> [GIVEN PROBLEM]: Identify the lines bearing the string "icon" and gather them.

Collection entries:
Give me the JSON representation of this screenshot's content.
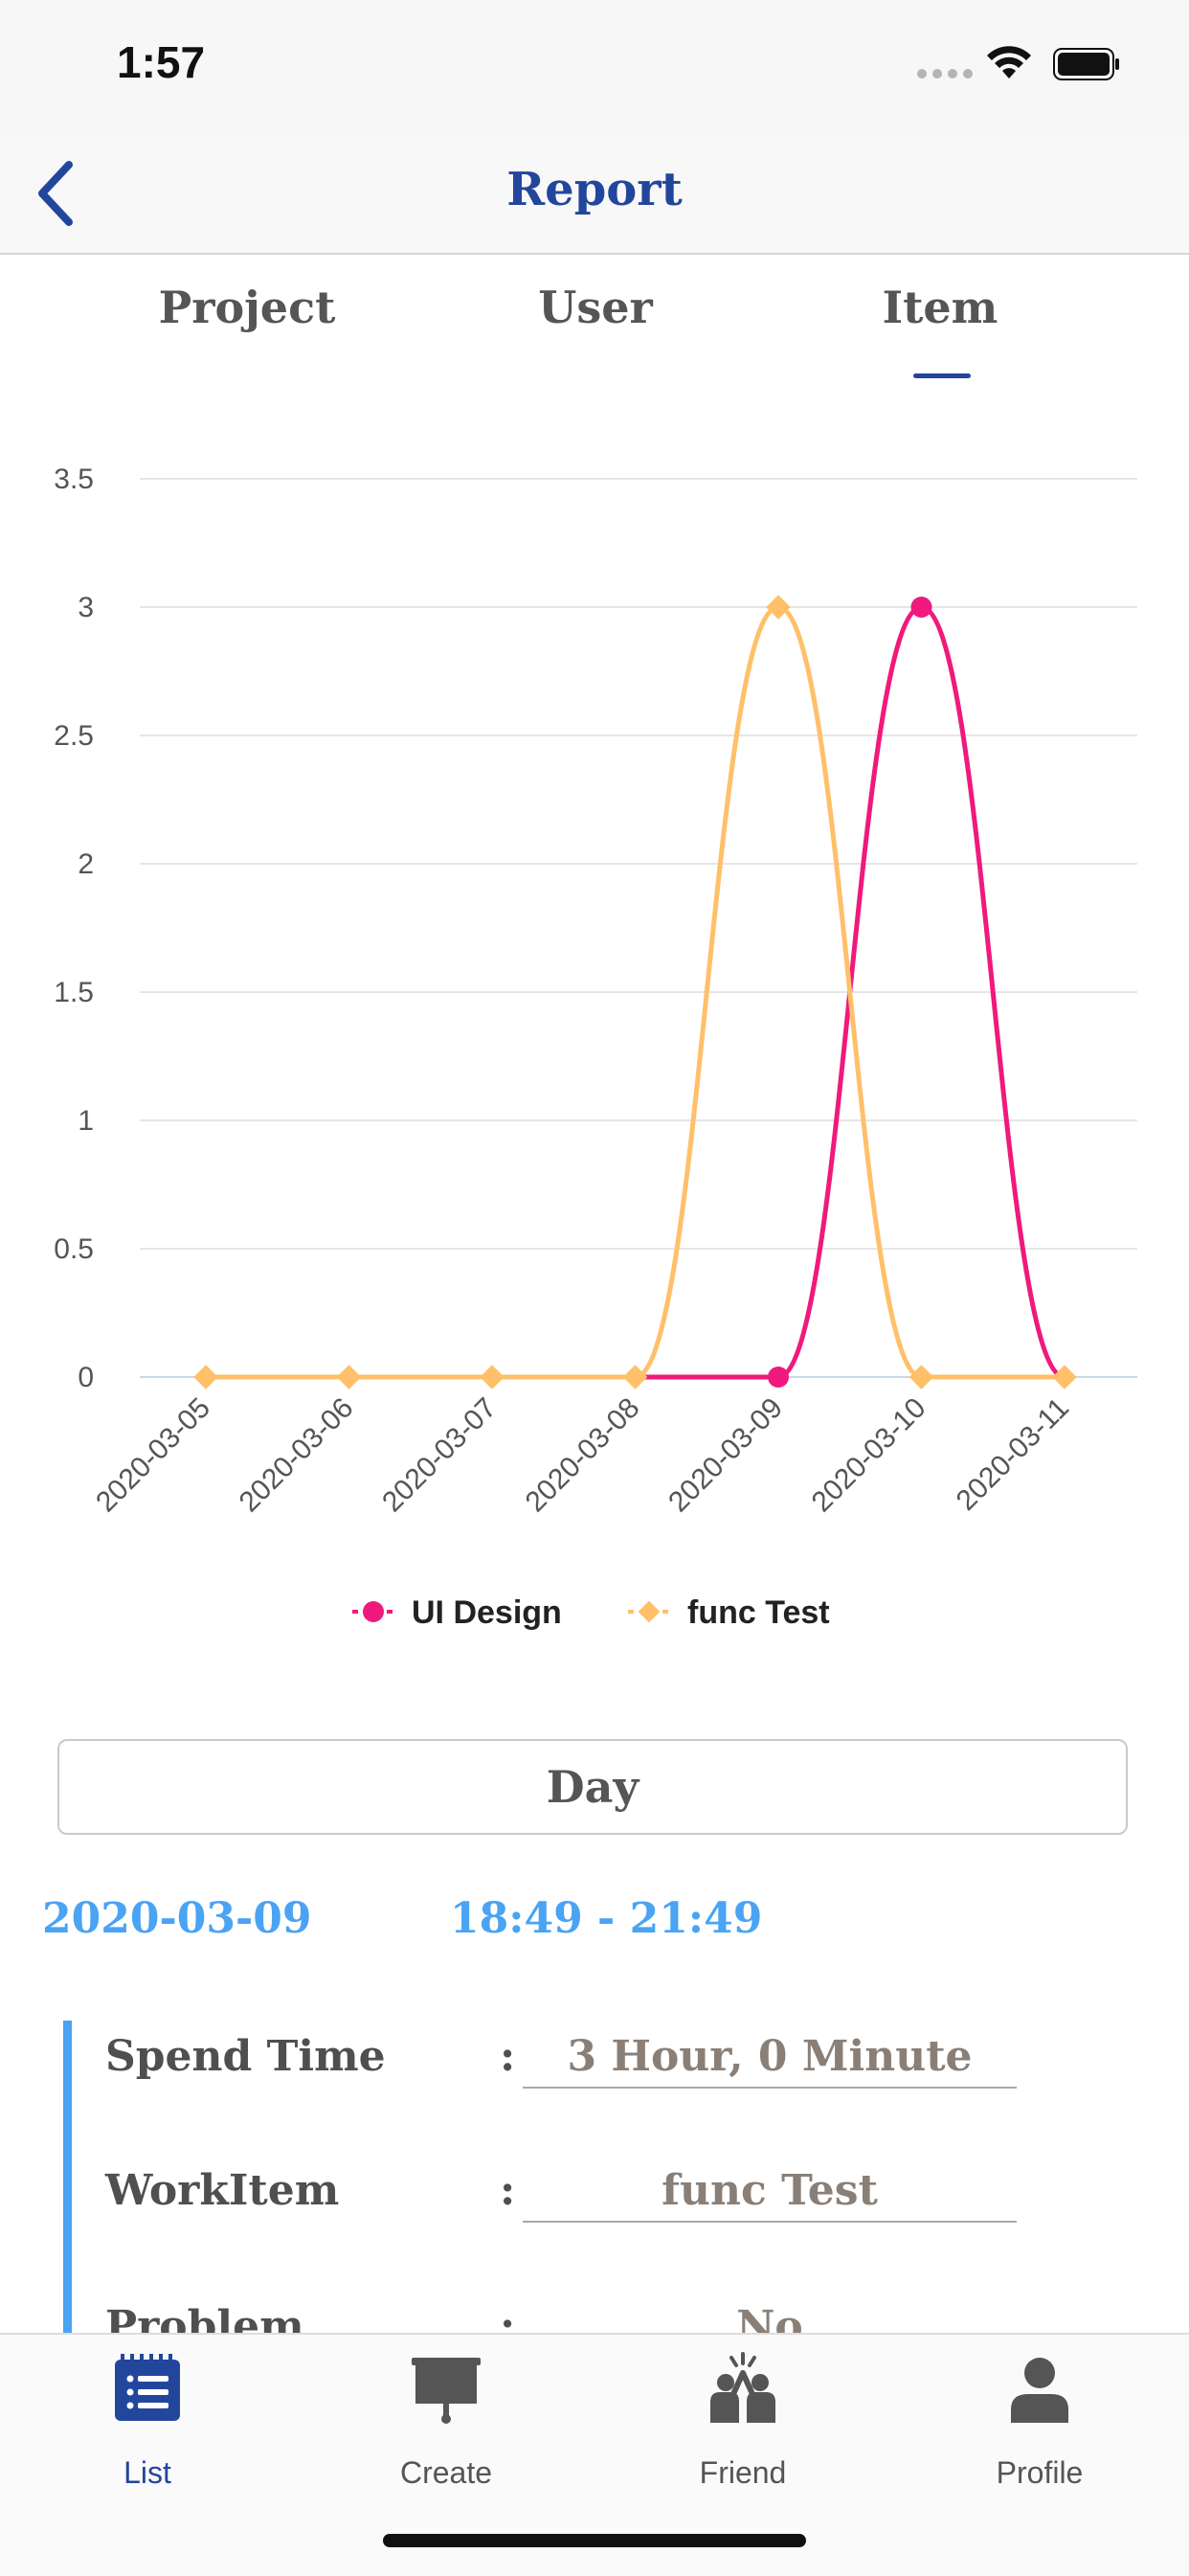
{
  "status": {
    "time": "1:57"
  },
  "nav": {
    "title": "Report"
  },
  "tabs": [
    {
      "label": "Project"
    },
    {
      "label": "User"
    },
    {
      "label": "Item"
    }
  ],
  "chart_data": {
    "type": "line",
    "x": [
      "2020-03-05",
      "2020-03-06",
      "2020-03-07",
      "2020-03-08",
      "2020-03-09",
      "2020-03-10",
      "2020-03-11"
    ],
    "series": [
      {
        "name": "UI Design",
        "values": [
          0,
          0,
          0,
          0,
          0,
          3,
          0
        ],
        "color": "#f0197d",
        "marker": "circle"
      },
      {
        "name": "func Test",
        "values": [
          0,
          0,
          0,
          0,
          3,
          0,
          0
        ],
        "color": "#ffc069",
        "marker": "diamond"
      }
    ],
    "yticks": [
      "0",
      "0.5",
      "1",
      "1.5",
      "2",
      "2.5",
      "3",
      "3.5"
    ],
    "ylim": [
      0,
      3.5
    ],
    "grid": true,
    "legend": "bottom",
    "curve": "smooth"
  },
  "filter": {
    "day_label": "Day"
  },
  "entry": {
    "date": "2020-03-09",
    "time_range": "18:49 - 21:49",
    "rows": [
      {
        "label": "Spend Time",
        "colon": ":",
        "value": "3 Hour, 0 Minute"
      },
      {
        "label": "WorkItem",
        "colon": ":",
        "value": "func Test"
      },
      {
        "label": "Problem",
        "colon": ":",
        "value": "No"
      }
    ]
  },
  "tabbar": [
    {
      "label": "List",
      "icon": "list-icon",
      "active": true
    },
    {
      "label": "Create",
      "icon": "presentation-board-icon",
      "active": false
    },
    {
      "label": "Friend",
      "icon": "friends-icon",
      "active": false
    },
    {
      "label": "Profile",
      "icon": "person-icon",
      "active": false
    }
  ]
}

> [WORKED SOLUTION]:
      "icon": "list-icon",
      "icon": "presentation-board-icon",
      "icon": "friends-icon",
      "icon": "person-icon",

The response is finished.